Data entries:
(begin)

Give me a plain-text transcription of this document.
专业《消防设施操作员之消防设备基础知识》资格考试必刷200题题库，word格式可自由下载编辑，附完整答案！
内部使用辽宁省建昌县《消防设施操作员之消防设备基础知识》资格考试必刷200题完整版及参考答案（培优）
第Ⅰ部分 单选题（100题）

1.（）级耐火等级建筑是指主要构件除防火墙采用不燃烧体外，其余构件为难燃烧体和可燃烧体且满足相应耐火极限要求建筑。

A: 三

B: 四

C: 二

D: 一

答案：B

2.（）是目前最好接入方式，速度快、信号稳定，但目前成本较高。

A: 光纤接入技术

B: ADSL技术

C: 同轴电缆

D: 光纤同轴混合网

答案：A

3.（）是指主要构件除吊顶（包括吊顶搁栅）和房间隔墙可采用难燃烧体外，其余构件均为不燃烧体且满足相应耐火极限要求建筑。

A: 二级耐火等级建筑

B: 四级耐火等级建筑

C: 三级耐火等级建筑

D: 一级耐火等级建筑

(end)

WORK REQUIRED: Without leaving anything out, quote all the data.

EXPECTED ANSWER:
Give me a plain-text transcription of this document.
专业《消防设施操作员之消防设备基础知识》资格考试必刷200题题库，word格式可自由下载编辑，附完整答案！
内部使用辽宁省建昌县《消防设施操作员之消防设备基础知识》资格考试必刷200题完整版及参考答案（培优）
第Ⅰ部分 单选题（100题）

1.（）级耐火等级建筑是指主要构件除防火墙采用不燃烧体外，其余构件为难燃烧体和可燃烧体且满足相应耐火极限要求建筑。

A: 三

B: 四

C: 二

D: 一

答案：B

2.（）是目前最好接入方式，速度快、信号稳定，但目前成本较高。

A: 光纤接入技术

B: ADSL技术

C: 同轴电缆

D: 光纤同轴混合网

答案：A

3.（）是指主要构件除吊顶（包括吊顶搁栅）和房间隔墙可采用难燃烧体外，其余构件均为不燃烧体且满足相应耐火极限要求建筑。

A: 二级耐火等级建筑

B: 四级耐火等级建筑

C: 三级耐火等级建筑

D: 一级耐火等级建筑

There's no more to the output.